-- Problem statement --
Each entry below is to be written out exactly, and the pictures are to be left out.

-- Records for processing --
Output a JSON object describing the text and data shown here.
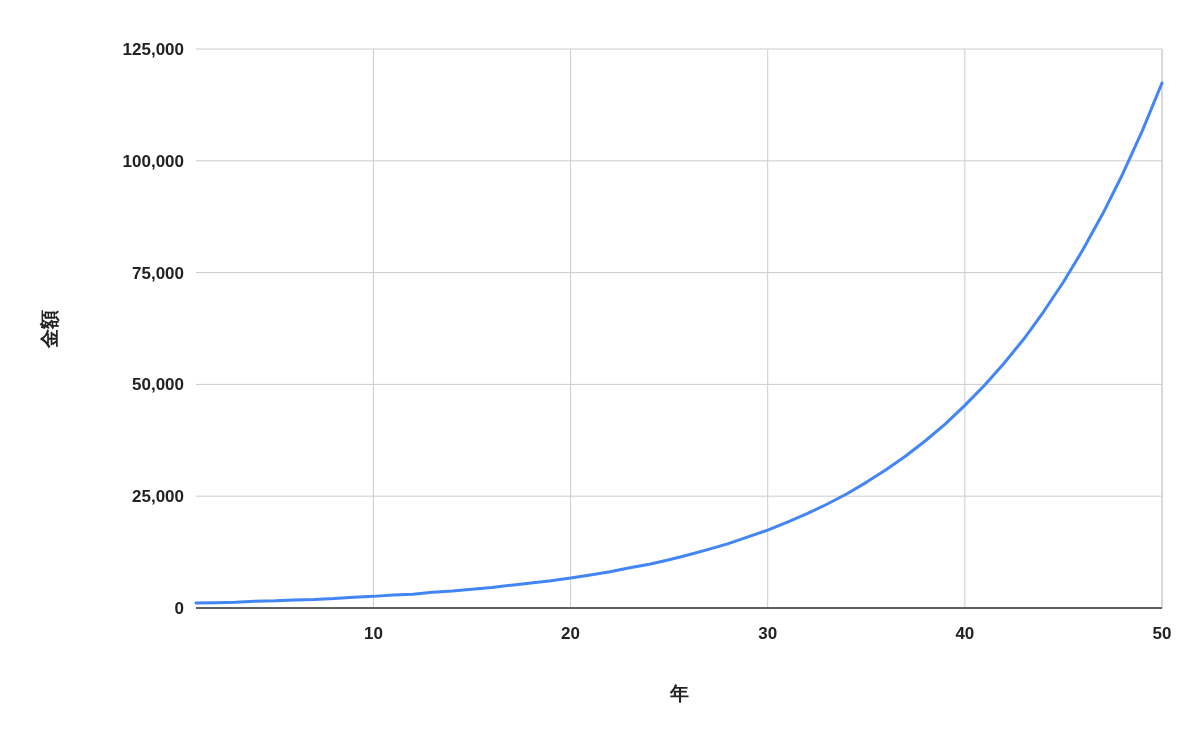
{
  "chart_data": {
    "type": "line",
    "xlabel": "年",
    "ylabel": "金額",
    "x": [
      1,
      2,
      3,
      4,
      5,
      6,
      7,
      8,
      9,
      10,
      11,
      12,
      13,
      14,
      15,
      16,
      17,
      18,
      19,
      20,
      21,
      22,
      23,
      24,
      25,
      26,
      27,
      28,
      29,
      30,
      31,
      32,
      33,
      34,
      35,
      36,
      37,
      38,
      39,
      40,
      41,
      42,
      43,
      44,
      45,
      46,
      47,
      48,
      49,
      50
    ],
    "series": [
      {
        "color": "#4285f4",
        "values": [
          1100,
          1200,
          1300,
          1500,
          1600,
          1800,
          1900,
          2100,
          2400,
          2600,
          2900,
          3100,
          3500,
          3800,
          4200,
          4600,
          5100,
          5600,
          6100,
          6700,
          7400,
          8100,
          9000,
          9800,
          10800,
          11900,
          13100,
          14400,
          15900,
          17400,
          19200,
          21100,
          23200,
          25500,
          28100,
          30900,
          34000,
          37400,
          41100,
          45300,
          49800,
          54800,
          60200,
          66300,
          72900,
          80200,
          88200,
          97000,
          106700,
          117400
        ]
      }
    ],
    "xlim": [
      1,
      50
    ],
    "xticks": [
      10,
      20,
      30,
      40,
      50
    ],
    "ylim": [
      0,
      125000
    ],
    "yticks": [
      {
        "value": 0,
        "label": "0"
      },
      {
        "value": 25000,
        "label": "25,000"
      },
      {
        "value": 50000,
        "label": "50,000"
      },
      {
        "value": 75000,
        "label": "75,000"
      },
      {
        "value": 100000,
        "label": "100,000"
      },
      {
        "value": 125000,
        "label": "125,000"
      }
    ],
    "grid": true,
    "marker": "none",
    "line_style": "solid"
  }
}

-- Task result --
Output a JSON object describing the text and data shown here.
{
  "chart_data": {
    "type": "line",
    "xlabel": "年",
    "ylabel": "金額",
    "x": [
      1,
      2,
      3,
      4,
      5,
      6,
      7,
      8,
      9,
      10,
      11,
      12,
      13,
      14,
      15,
      16,
      17,
      18,
      19,
      20,
      21,
      22,
      23,
      24,
      25,
      26,
      27,
      28,
      29,
      30,
      31,
      32,
      33,
      34,
      35,
      36,
      37,
      38,
      39,
      40,
      41,
      42,
      43,
      44,
      45,
      46,
      47,
      48,
      49,
      50
    ],
    "series": [
      {
        "color": "#4285f4",
        "values": [
          1100,
          1200,
          1300,
          1500,
          1600,
          1800,
          1900,
          2100,
          2400,
          2600,
          2900,
          3100,
          3500,
          3800,
          4200,
          4600,
          5100,
          5600,
          6100,
          6700,
          7400,
          8100,
          9000,
          9800,
          10800,
          11900,
          13100,
          14400,
          15900,
          17400,
          19200,
          21100,
          23200,
          25500,
          28100,
          30900,
          34000,
          37400,
          41100,
          45300,
          49800,
          54800,
          60200,
          66300,
          72900,
          80200,
          88200,
          97000,
          106700,
          117400
        ]
      }
    ],
    "xlim": [
      1,
      50
    ],
    "xticks": [
      10,
      20,
      30,
      40,
      50
    ],
    "ylim": [
      0,
      125000
    ],
    "yticks": [
      {
        "value": 0,
        "label": "0"
      },
      {
        "value": 25000,
        "label": "25,000"
      },
      {
        "value": 50000,
        "label": "50,000"
      },
      {
        "value": 75000,
        "label": "75,000"
      },
      {
        "value": 100000,
        "label": "100,000"
      },
      {
        "value": 125000,
        "label": "125,000"
      }
    ],
    "grid": true,
    "marker": "none",
    "line_style": "solid"
  }
}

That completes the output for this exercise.